Data shown —
- - - -

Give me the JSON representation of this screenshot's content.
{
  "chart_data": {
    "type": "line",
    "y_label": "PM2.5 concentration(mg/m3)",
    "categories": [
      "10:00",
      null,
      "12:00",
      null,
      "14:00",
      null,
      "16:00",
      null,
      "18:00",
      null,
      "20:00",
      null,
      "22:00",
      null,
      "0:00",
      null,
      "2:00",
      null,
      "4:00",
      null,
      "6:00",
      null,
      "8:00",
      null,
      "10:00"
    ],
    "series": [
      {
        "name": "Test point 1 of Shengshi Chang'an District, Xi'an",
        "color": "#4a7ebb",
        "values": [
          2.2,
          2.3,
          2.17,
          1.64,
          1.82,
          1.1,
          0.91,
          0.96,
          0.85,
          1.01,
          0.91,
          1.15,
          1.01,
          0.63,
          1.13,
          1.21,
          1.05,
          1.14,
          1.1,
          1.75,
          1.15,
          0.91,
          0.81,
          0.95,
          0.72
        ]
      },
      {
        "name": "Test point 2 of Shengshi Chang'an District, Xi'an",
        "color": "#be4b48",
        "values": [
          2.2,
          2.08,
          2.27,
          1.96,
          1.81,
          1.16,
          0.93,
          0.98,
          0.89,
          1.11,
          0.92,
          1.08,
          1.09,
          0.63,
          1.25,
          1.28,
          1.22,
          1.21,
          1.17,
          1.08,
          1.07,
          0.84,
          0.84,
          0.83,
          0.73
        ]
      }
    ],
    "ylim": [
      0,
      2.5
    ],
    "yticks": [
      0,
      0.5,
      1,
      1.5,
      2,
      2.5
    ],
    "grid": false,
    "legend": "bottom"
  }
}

- - - -

Set exercise — Copy out the full material exactly as it appears.

Solution below —
Give me the JSON representation of this screenshot's content.
{
  "chart_data": {
    "type": "line",
    "y_label": "PM2.5 concentration(mg/m3)",
    "categories": [
      "10:00",
      null,
      "12:00",
      null,
      "14:00",
      null,
      "16:00",
      null,
      "18:00",
      null,
      "20:00",
      null,
      "22:00",
      null,
      "0:00",
      null,
      "2:00",
      null,
      "4:00",
      null,
      "6:00",
      null,
      "8:00",
      null,
      "10:00"
    ],
    "series": [
      {
        "name": "Test point 1 of Shengshi Chang'an District, Xi'an",
        "color": "#4a7ebb",
        "values": [
          2.2,
          2.3,
          2.17,
          1.64,
          1.82,
          1.1,
          0.91,
          0.96,
          0.85,
          1.01,
          0.91,
          1.15,
          1.01,
          0.63,
          1.13,
          1.21,
          1.05,
          1.14,
          1.1,
          1.75,
          1.15,
          0.91,
          0.81,
          0.95,
          0.72
        ]
      },
      {
        "name": "Test point 2 of Shengshi Chang'an District, Xi'an",
        "color": "#be4b48",
        "values": [
          2.2,
          2.08,
          2.27,
          1.96,
          1.81,
          1.16,
          0.93,
          0.98,
          0.89,
          1.11,
          0.92,
          1.08,
          1.09,
          0.63,
          1.25,
          1.28,
          1.22,
          1.21,
          1.17,
          1.08,
          1.07,
          0.84,
          0.84,
          0.83,
          0.73
        ]
      }
    ],
    "ylim": [
      0,
      2.5
    ],
    "yticks": [
      0,
      0.5,
      1,
      1.5,
      2,
      2.5
    ],
    "grid": false,
    "legend": "bottom"
  }
}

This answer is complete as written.